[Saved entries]
◆ ◆ ◆
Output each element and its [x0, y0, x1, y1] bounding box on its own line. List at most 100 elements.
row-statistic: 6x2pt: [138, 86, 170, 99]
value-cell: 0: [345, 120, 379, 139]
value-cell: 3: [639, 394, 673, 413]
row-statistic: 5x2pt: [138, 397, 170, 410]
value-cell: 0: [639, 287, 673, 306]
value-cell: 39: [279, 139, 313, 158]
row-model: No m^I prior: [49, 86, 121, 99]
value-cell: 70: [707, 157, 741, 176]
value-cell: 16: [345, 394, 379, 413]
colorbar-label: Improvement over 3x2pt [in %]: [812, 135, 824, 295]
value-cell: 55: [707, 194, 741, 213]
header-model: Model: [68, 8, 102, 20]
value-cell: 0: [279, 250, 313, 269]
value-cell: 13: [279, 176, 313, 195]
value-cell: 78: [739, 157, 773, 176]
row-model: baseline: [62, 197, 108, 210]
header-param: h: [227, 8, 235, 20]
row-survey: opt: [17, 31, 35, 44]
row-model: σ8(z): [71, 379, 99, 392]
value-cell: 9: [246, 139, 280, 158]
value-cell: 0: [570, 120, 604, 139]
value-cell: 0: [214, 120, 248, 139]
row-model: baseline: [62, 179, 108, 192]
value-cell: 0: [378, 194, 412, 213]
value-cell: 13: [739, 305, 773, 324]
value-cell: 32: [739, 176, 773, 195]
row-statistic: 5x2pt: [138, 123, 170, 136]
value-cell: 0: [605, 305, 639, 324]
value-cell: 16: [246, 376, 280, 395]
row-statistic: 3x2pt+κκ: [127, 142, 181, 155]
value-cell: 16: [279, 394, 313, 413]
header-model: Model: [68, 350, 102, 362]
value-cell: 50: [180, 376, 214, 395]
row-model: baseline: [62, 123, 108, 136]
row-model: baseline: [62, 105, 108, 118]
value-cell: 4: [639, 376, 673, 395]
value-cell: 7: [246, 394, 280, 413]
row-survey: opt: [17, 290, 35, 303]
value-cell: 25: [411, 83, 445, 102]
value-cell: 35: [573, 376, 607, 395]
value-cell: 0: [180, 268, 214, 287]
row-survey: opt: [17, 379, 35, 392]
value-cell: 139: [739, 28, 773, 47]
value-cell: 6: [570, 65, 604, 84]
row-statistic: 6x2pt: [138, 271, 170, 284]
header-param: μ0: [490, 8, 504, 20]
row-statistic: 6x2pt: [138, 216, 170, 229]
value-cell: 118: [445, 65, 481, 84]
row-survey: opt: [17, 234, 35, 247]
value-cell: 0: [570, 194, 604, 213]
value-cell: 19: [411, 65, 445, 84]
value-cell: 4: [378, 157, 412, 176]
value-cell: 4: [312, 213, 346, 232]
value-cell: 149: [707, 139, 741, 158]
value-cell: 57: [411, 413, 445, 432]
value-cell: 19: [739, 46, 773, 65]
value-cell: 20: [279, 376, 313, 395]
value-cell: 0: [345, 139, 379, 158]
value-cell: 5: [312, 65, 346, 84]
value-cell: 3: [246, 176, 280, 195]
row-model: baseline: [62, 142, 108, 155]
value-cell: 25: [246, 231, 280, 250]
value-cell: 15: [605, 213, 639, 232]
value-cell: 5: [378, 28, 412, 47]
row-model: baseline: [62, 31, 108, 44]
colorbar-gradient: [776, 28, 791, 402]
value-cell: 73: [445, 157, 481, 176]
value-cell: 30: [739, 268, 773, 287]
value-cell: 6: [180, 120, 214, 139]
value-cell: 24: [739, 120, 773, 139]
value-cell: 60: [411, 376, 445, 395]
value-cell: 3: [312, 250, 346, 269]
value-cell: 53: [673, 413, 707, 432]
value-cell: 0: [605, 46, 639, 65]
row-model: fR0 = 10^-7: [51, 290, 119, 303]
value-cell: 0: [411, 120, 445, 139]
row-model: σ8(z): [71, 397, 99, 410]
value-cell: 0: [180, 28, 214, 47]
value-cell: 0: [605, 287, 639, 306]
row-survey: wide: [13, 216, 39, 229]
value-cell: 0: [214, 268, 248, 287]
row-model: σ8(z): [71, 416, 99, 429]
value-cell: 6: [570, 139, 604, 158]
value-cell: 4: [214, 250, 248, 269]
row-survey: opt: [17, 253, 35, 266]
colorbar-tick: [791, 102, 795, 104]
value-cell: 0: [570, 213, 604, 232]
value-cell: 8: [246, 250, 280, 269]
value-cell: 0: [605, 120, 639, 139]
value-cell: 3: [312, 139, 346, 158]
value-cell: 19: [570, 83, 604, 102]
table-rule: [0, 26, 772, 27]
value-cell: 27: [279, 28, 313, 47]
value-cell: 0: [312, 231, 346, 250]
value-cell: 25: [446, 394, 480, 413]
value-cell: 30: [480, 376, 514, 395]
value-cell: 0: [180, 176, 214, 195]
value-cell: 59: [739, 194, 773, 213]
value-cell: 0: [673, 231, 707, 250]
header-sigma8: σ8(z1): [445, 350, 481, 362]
◆ ◆ ◆
Rewrite every line of the records above as a Markdown table with a "No." column for the row number and an "Entry" column for the line, omitting blank lines.

| No. | Entry |
|---|---|
| 1 | Output each element and its [x0, y0, x1, y1] bounding box on its own line. List at most 100 elements. |
| 2 | row-statistic: 6x2pt: [138, 86, 170, 99] |
| 3 | value-cell: 0: [345, 120, 379, 139] |
| 4 | value-cell: 3: [639, 394, 673, 413] |
| 5 | row-statistic: 5x2pt: [138, 397, 170, 410] |
| 6 | value-cell: 0: [639, 287, 673, 306] |
| 7 | value-cell: 39: [279, 139, 313, 158] |
| 8 | row-model: No m^I prior: [49, 86, 121, 99] |
| 9 | value-cell: 70: [707, 157, 741, 176] |
| 10 | value-cell: 16: [345, 394, 379, 413] |
| 11 | colorbar-label: Improvement over 3x2pt [in %]: [812, 135, 824, 295] |
| 12 | value-cell: 55: [707, 194, 741, 213] |
| 13 | header-model: Model: [68, 8, 102, 20] |
| 14 | value-cell: 0: [279, 250, 313, 269] |
| 15 | value-cell: 13: [279, 176, 313, 195] |
| 16 | value-cell: 78: [739, 157, 773, 176] |
| 17 | row-model: baseline: [62, 197, 108, 210] |
| 18 | header-param: h: [227, 8, 235, 20] |
| 19 | row-survey: opt: [17, 31, 35, 44] |
| 20 | row-model: σ8(z): [71, 379, 99, 392] |
| 21 | value-cell: 9: [246, 139, 280, 158] |
| 22 | value-cell: 0: [570, 120, 604, 139] |
| 23 | value-cell: 0: [214, 120, 248, 139] |
| 24 | row-model: baseline: [62, 179, 108, 192] |
| 25 | value-cell: 0: [378, 194, 412, 213] |
| 26 | value-cell: 13: [739, 305, 773, 324] |
| 27 | value-cell: 32: [739, 176, 773, 195] |
| 28 | row-statistic: 5x2pt: [138, 123, 170, 136] |
| 29 | value-cell: 0: [605, 305, 639, 324] |
| 30 | value-cell: 16: [246, 376, 280, 395] |
| 31 | row-statistic: 3x2pt+κκ: [127, 142, 181, 155] |
| 32 | value-cell: 16: [279, 394, 313, 413] |
| 33 | header-model: Model: [68, 350, 102, 362] |
| 34 | value-cell: 50: [180, 376, 214, 395] |
| 35 | row-model: baseline: [62, 123, 108, 136] |
| 36 | row-model: baseline: [62, 105, 108, 118] |
| 37 | value-cell: 4: [639, 376, 673, 395] |
| 38 | value-cell: 7: [246, 394, 280, 413] |
| 39 | row-survey: opt: [17, 290, 35, 303] |
| 40 | value-cell: 25: [411, 83, 445, 102] |
| 41 | value-cell: 35: [573, 376, 607, 395] |
| 42 | value-cell: 0: [180, 268, 214, 287] |
| 43 | row-survey: opt: [17, 379, 35, 392] |
| 44 | value-cell: 139: [739, 28, 773, 47] |
| 45 | value-cell: 6: [570, 65, 604, 84] |
| 46 | row-statistic: 6x2pt: [138, 271, 170, 284] |
| 47 | header-param: μ0: [490, 8, 504, 20] |
| 48 | row-statistic: 6x2pt: [138, 216, 170, 229] |
| 49 | value-cell: 118: [445, 65, 481, 84] |
| 50 | row-survey: opt: [17, 234, 35, 247] |
| 51 | value-cell: 0: [570, 194, 604, 213] |
| 52 | value-cell: 19: [411, 65, 445, 84] |
| 53 | value-cell: 4: [378, 157, 412, 176] |
| 54 | value-cell: 4: [312, 213, 346, 232] |
| 55 | value-cell: 149: [707, 139, 741, 158] |
| 56 | value-cell: 57: [411, 413, 445, 432] |
| 57 | value-cell: 19: [739, 46, 773, 65] |
| 58 | value-cell: 20: [279, 376, 313, 395] |
| 59 | value-cell: 0: [345, 139, 379, 158] |
| 60 | value-cell: 5: [312, 65, 346, 84] |
| 61 | value-cell: 3: [246, 176, 280, 195] |
| 62 | row-model: baseline: [62, 142, 108, 155] |
| 63 | value-cell: 25: [246, 231, 280, 250] |
| 64 | value-cell: 15: [605, 213, 639, 232] |
| 65 | value-cell: 5: [378, 28, 412, 47] |
| 66 | row-model: baseline: [62, 31, 108, 44] |
| 67 | colorbar-gradient: [776, 28, 791, 402] |
| 68 | value-cell: 73: [445, 157, 481, 176] |
| 69 | value-cell: 30: [739, 268, 773, 287] |
| 70 | value-cell: 6: [180, 120, 214, 139] |
| 71 | value-cell: 24: [739, 120, 773, 139] |
| 72 | value-cell: 60: [411, 376, 445, 395] |
| 73 | value-cell: 3: [312, 250, 346, 269] |
| 74 | value-cell: 53: [673, 413, 707, 432] |
| 75 | value-cell: 0: [605, 46, 639, 65] |
| 76 | row-model: fR0 = 10^-7: [51, 290, 119, 303] |
| 77 | value-cell: 0: [411, 120, 445, 139] |
| 78 | row-model: σ8(z): [71, 397, 99, 410] |
| 79 | value-cell: 0: [180, 28, 214, 47] |
| 80 | value-cell: 0: [605, 287, 639, 306] |
| 81 | row-survey: wide: [13, 216, 39, 229] |
| 82 | value-cell: 0: [214, 268, 248, 287] |
| 83 | row-model: σ8(z): [71, 416, 99, 429] |
| 84 | value-cell: 6: [570, 139, 604, 158] |
| 85 | value-cell: 4: [214, 250, 248, 269] |
| 86 | row-survey: opt: [17, 253, 35, 266] |
| 87 | colorbar-tick: [791, 102, 795, 104] |
| 88 | value-cell: 0: [570, 213, 604, 232] |
| 89 | value-cell: 8: [246, 250, 280, 269] |
| 90 | value-cell: 0: [605, 120, 639, 139] |
| 91 | value-cell: 3: [312, 139, 346, 158] |
| 92 | value-cell: 19: [570, 83, 604, 102] |
| 93 | table-rule: [0, 26, 772, 27] |
| 94 | value-cell: 27: [279, 28, 313, 47] |
| 95 | value-cell: 0: [312, 231, 346, 250] |
| 96 | value-cell: 25: [446, 394, 480, 413] |
| 97 | value-cell: 30: [480, 376, 514, 395] |
| 98 | value-cell: 0: [180, 176, 214, 195] |
| 99 | value-cell: 59: [739, 194, 773, 213] |
| 100 | value-cell: 0: [673, 231, 707, 250] |
| 101 | header-sigma8: σ8(z1): [445, 350, 481, 362] |